Pick out all lines of the entries that include the word "Pirms" and copy them.

Data for this exercise
# # # #
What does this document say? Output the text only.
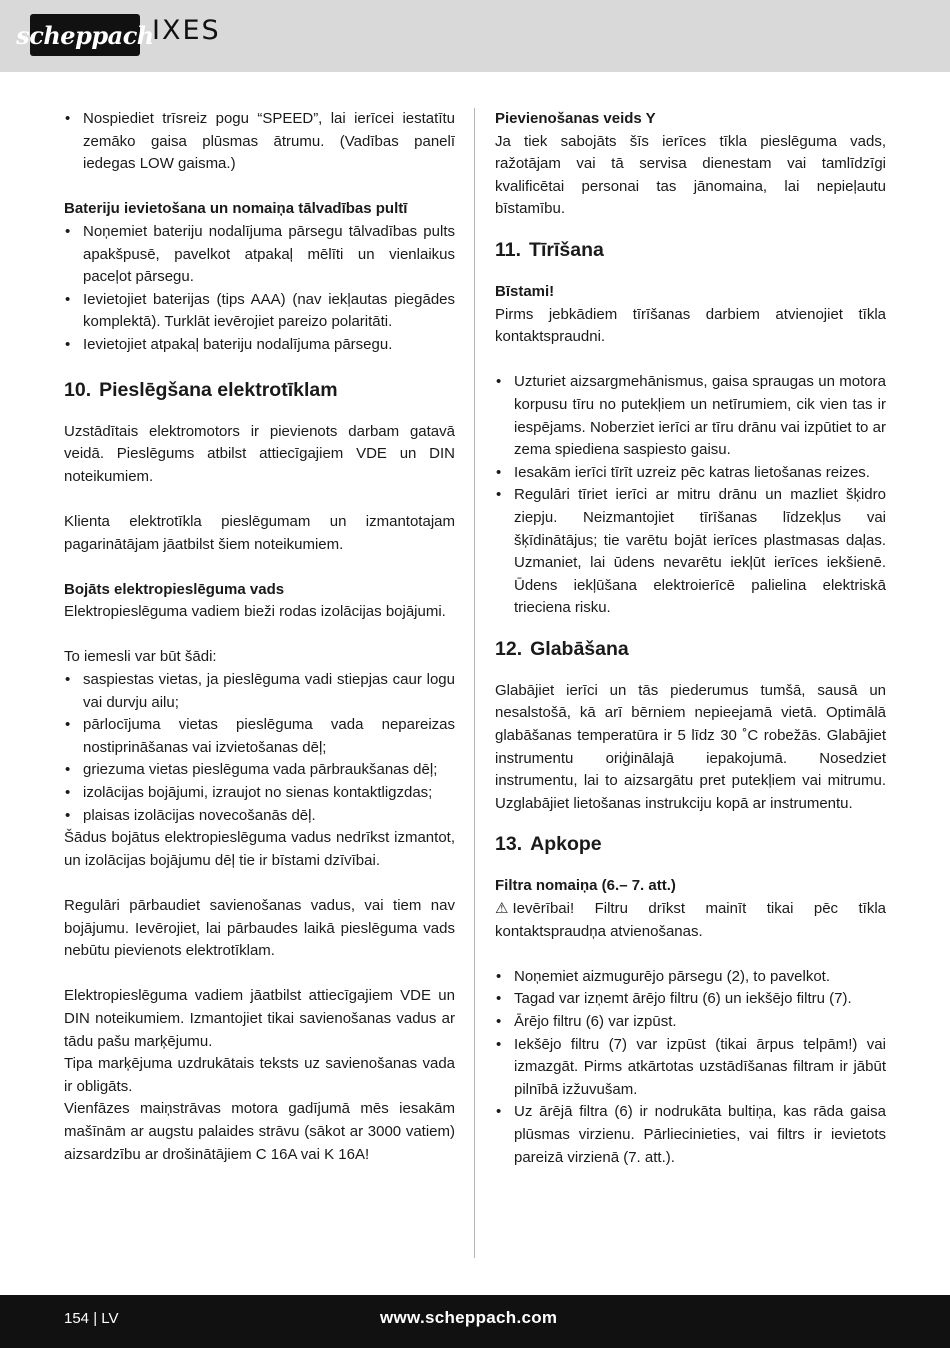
scheppach
IXES
• Nospiediet trīsreiz pogu “SPEED”, lai ierīcei iestatītu zemāko gaisa plūsmas ātrumu. (Vadības panelī iedegas LOW gaisma.)
Bateriju ievietošana un nomaiņa tālvadības pultī
• Noņemiet bateriju nodalījuma pārsegu tālvadības pults apakšpusē, pavelkot atpakaļ mēlīti un vienlaikus paceļot pārsegu.
• Ievietojiet baterijas (tips AAA) (nav iekļautas piegādes komplektā). Turklāt ievērojiet pareizo polaritāti.
• Ievietojiet atpakaļ bateriju nodalījuma pārsegu.
10. Pieslēgšana elektrotīklam

Uzstādītais elektromotors ir pievienots darbam gatavā veidā. Pieslēgums atbilst attiecīgajiem VDE un DIN noteikumiem.

Klienta elektrotīkla pieslēgumam un izmantotajam pagarinātājam jāatbilst šiem noteikumiem.

Bojāts elektropieslēguma vads

Elektropieslēguma vadiem bieži rodas izolācijas bojājumi.

To iemesli var būt šādi:

• saspiestas vietas, ja pieslēguma vadi stiepjas caur logu vai durvju ailu;
• pārlocījuma vietas pieslēguma vada nepareizas nostiprināšanas vai izvietošanas dēļ;
• griezuma vietas pieslēguma vada pārbraukšanas dēļ;
• izolācijas bojājumi, izraujot no sienas kontaktligzdas;
• plaisas izolācijas novecošanās dēļ.

Šādus bojātus elektropieslēguma vadus nedrīkst izmantot, un izolācijas bojājumu dēļ tie ir bīstami dzīvībai.

Regulāri pārbaudiet savienošanas vadus, vai tiem nav bojājumu. Ievērojiet, lai pārbaudes laikā pieslēguma vads nebūtu pievienots elektrotīklam.

Elektropieslēguma vadiem jāatbilst attiecīgajiem VDE un DIN noteikumiem. Izmantojiet tikai savienošanas vadus ar tādu pašu marķējumu.

Tipa marķējuma uzdrukātais teksts uz savienošanas vada ir obligāts.

Vienfāzes maiņstrāvas motora gadījumā mēs iesakām mašīnām ar augstu palaides strāvu (sākot ar 3000 vatiem) aizsardzību ar drošinātājiem C 16A vai K 16A!

Pievienošanas veids Y

Ja tiek sabojāts šīs ierīces tīkla pieslēguma vads, ražotājam vai tā servisa dienestam vai tamlīdzīgi kvalificētai personai tas jānomaina, lai nepieļautu bīstamību.

11. Tīrīšana
Bīstami!

Pirms jebkādiem tīrīšanas darbiem atvienojiet tīkla kontaktspraudni.

• Uzturiet aizsargmehānismus, gaisa spraugas un motora korpusu tīru no putekļiem un netīrumiem, cik vien tas ir iespējams. Noberziet ierīci ar tīru drānu vai izpūtiet to ar zema spiediena saspiesto gaisu.
• Iesakām ierīci tīrīt uzreiz pēc katras lietošanas reizes.
• Regulāri tīriet ierīci ar mitru drānu un mazliet šķidro ziepju. Neizmantojiet tīrīšanas līdzekļus vai šķīdinātājus; tie varētu bojāt ierīces plastmasas daļas. Uzmaniet, lai ūdens nevarētu iekļūt ierīces iekšienē. Ūdens iekļūšana elektroierīcē palielina elektriskā trieciena risku.
12. Glabāšana

Glabājiet ierīci un tās piederumus tumšā, sausā un nesalstošā, kā arī bērniem nepieejamā vietā. Optimālā glabāšanas temperatūra ir 5 līdz 30 ˚C robežās. Glabājiet instrumentu oriģinālajā iepakojumā. Nosedziet instrumentu, lai to aizsargātu pret putekļiem vai mitrumu. Uzglabājiet lietošanas instrukciju kopā ar instrumentu.

13. Apkope
Filtra nomaiņa (6.– 7. att.)

⚠ Ievērībai! Filtru drīkst mainīt tikai pēc tīkla kontaktspraudņa atvienošanas.

• Noņemiet aizmugurējo pārsegu (2), to pavelkot.
• Tagad var izņemt ārējo filtru (6) un iekšējo filtru (7).
• Ārējo filtru (6) var izpūst.
• Iekšējo filtru (7) var izpūst (tikai ārpus telpām!) vai izmazgāt. Pirms atkārtotas uzstādīšanas filtram ir jābūt pilnībā izžuvušam.
• Uz ārējā filtra (6) ir nodrukāta bultiņa, kas rāda gaisa plūsmas virzienu. Pārliecinieties, vai filtrs ir ievietots pareizā virzienā (7. att.).
154 | LV	www.scheppach.com
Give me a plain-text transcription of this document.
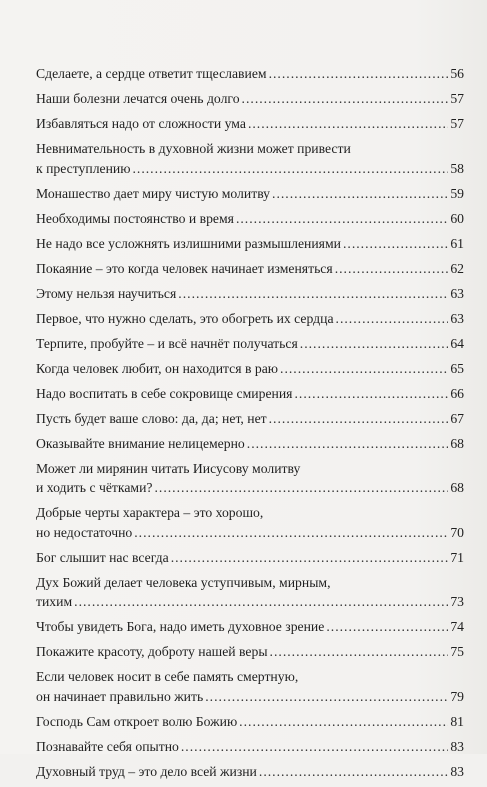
Сделаете, а сердце ответит тщеславием .....	56
Наши болезни лечатся очень долго .....	57
Избавляться надо от сложности ума .....	57
Невнимательность в духовной жизни может привести
к преступлению .....	58
Монашество дает миру чистую молитву .....	59
Необходимы постоянство и время .....	60
Не надо все усложнять излишними размышлениями .....	61
Покаяние – это когда человек начинает изменяться .....	62
Этому нельзя научиться .....	63
Первое, что нужно сделать, это обогреть их сердца .....	63
Терпите, пробуйте – и всё начнёт получаться .....	64
Когда человек любит, он находится в раю .....	65
Надо воспитать в себе сокровище смирения .....	66
Пусть будет ваше слово: да, да; нет, нет .....	67
Оказывайте внимание нелицемерно .....	68
Может ли мирянин читать Иисусову молитву
и ходить с чётками? .....	68
Добрые черты характера – это хорошо,
но недостаточно .....	70
Бог слышит нас всегда .....	71
Дух Божий делает человека уступчивым, мирным,
тихим .....	73
Чтобы увидеть Бога, надо иметь духовное зрение .....	74
Покажите красоту, доброту нашей веры .....	75
Если человек носит в себе память смертную,
он начинает правильно жить .....	79
Господь Сам откроет волю Божию .....	81
Познавайте себя опытно .....	83
Духовный труд – это дело всей жизни .....	83
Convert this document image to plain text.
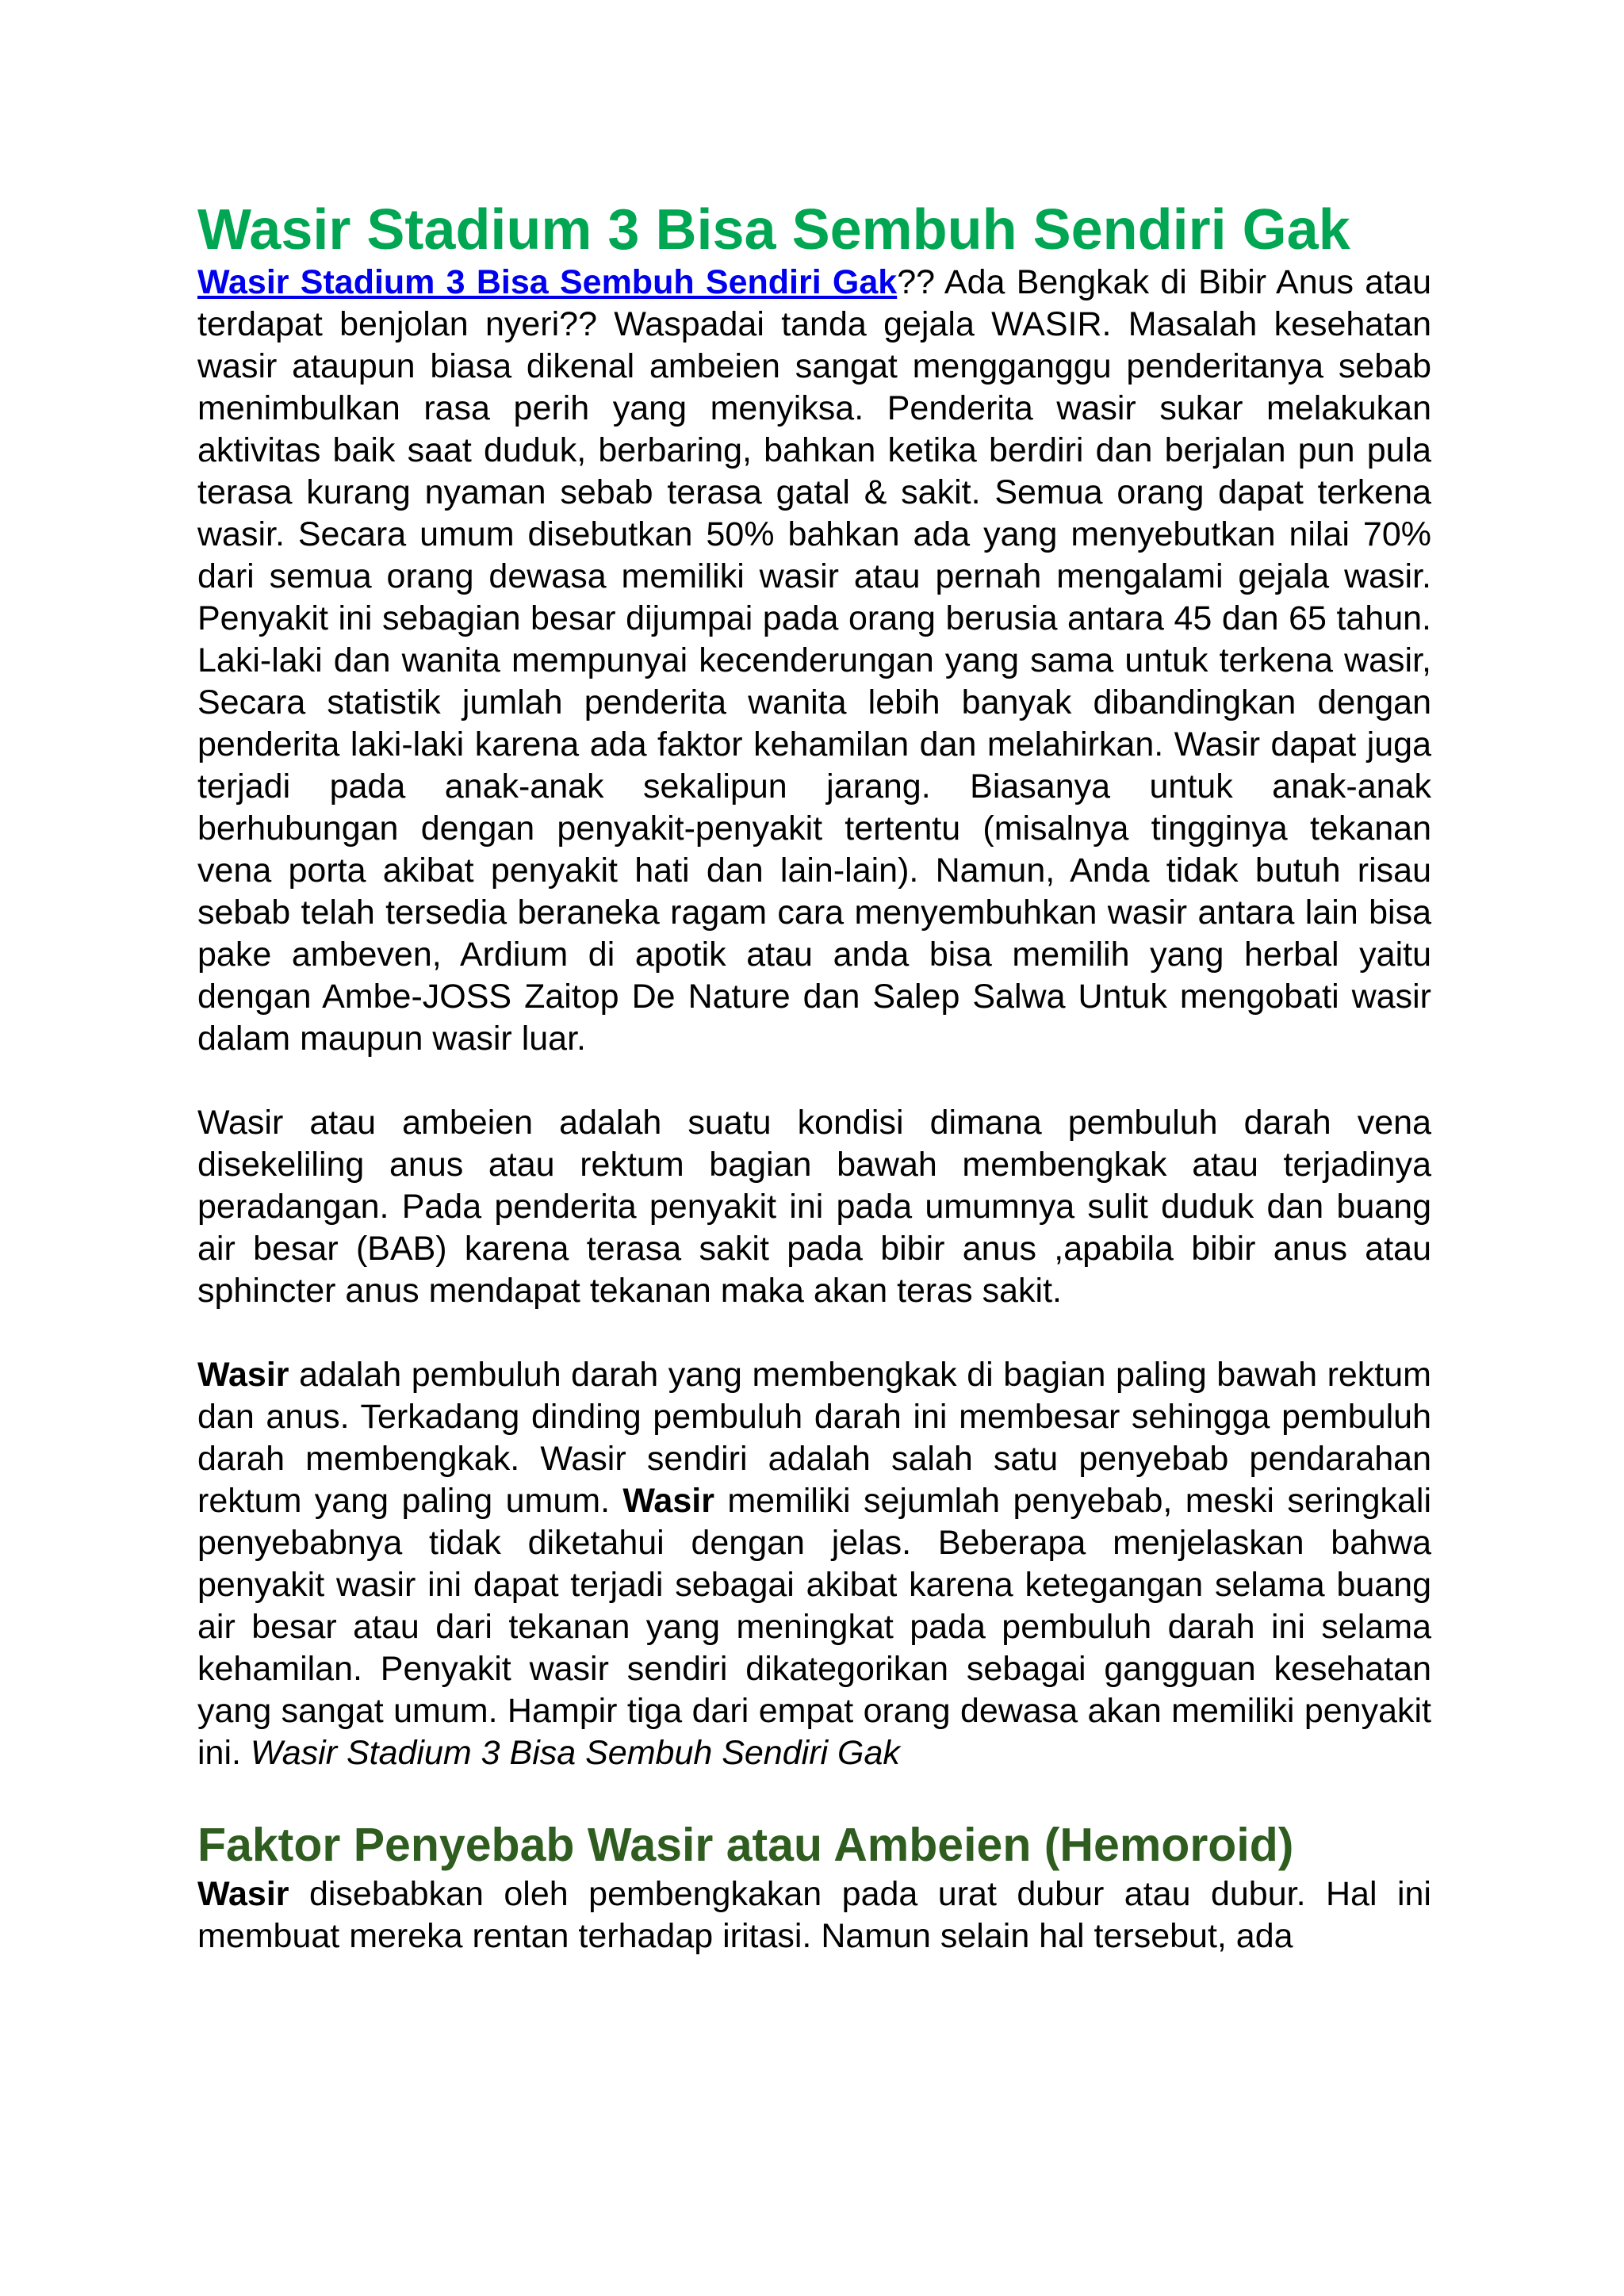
Wasir Stadium 3 Bisa Sembuh Sendiri Gak

Wasir Stadium 3 Bisa Sembuh Sendiri Gak?? Ada Bengkak di Bibir Anus atau terdapat benjolan nyeri?? Waspadai tanda gejala WASIR. Masalah kesehatan wasir ataupun biasa dikenal ambeien sangat mengganggu penderitanya sebab menimbulkan rasa perih yang menyiksa. Penderita wasir sukar melakukan aktivitas baik saat duduk, berbaring, bahkan ketika berdiri dan berjalan pun pula terasa kurang nyaman sebab terasa gatal & sakit. Semua orang dapat terkena wasir. Secara umum disebutkan 50% bahkan ada yang menyebutkan nilai 70% dari semua orang dewasa memiliki wasir atau pernah mengalami gejala wasir. Penyakit ini sebagian besar dijumpai pada orang berusia antara 45 dan 65 tahun. Laki-laki dan wanita mempunyai kecenderungan yang sama untuk terkena wasir, Secara statistik jumlah penderita wanita lebih banyak dibandingkan dengan penderita laki-laki karena ada faktor kehamilan dan melahirkan. Wasir dapat juga terjadi pada anak-anak sekalipun jarang. Biasanya untuk anak-anak berhubungan dengan penyakit-penyakit tertentu (misalnya tingginya tekanan vena porta akibat penyakit hati dan lain-lain). Namun, Anda tidak butuh risau sebab telah tersedia beraneka ragam cara menyembuhkan wasir antara lain bisa pake ambeven, Ardium di apotik atau anda bisa memilih yang herbal yaitu dengan Ambe-JOSS Zaitop De Nature dan Salep Salwa Untuk mengobati wasir dalam maupun wasir luar.

Wasir atau ambeien adalah suatu kondisi dimana pembuluh darah vena disekeliling anus atau rektum bagian bawah membengkak atau terjadinya peradangan. Pada penderita penyakit ini pada umumnya sulit duduk dan buang air besar (BAB) karena terasa sakit pada bibir anus ,apabila bibir anus atau sphincter anus mendapat tekanan maka akan teras sakit.

Wasir adalah pembuluh darah yang membengkak di bagian paling bawah rektum dan anus. Terkadang dinding pembuluh darah ini membesar sehingga pembuluh darah membengkak. Wasir sendiri adalah salah satu penyebab pendarahan rektum yang paling umum. Wasir memiliki sejumlah penyebab, meski seringkali penyebabnya tidak diketahui dengan jelas. Beberapa menjelaskan bahwa penyakit wasir ini dapat terjadi sebagai akibat karena ketegangan selama buang air besar atau dari tekanan yang meningkat pada pembuluh darah ini selama kehamilan. Penyakit wasir sendiri dikategorikan sebagai gangguan kesehatan yang sangat umum. Hampir tiga dari empat orang dewasa akan memiliki penyakit ini. Wasir Stadium 3 Bisa Sembuh Sendiri Gak

Faktor Penyebab Wasir atau Ambeien (Hemoroid)

Wasir disebabkan oleh pembengkakan pada urat dubur atau dubur. Hal ini membuat mereka rentan terhadap iritasi. Namun selain hal tersebut, ada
# # # #
Output below
Pirms jebkādiem tīrīšanas darbiem atvienojiet tīkla kontaktspraudni.
• Iekšējo filtru (7) var izpūst (tikai ārpus telpām!) vai izmazgāt. Pirms atkārtotas uzstādīšanas filtram ir jābūt pilnībā izžuvušam.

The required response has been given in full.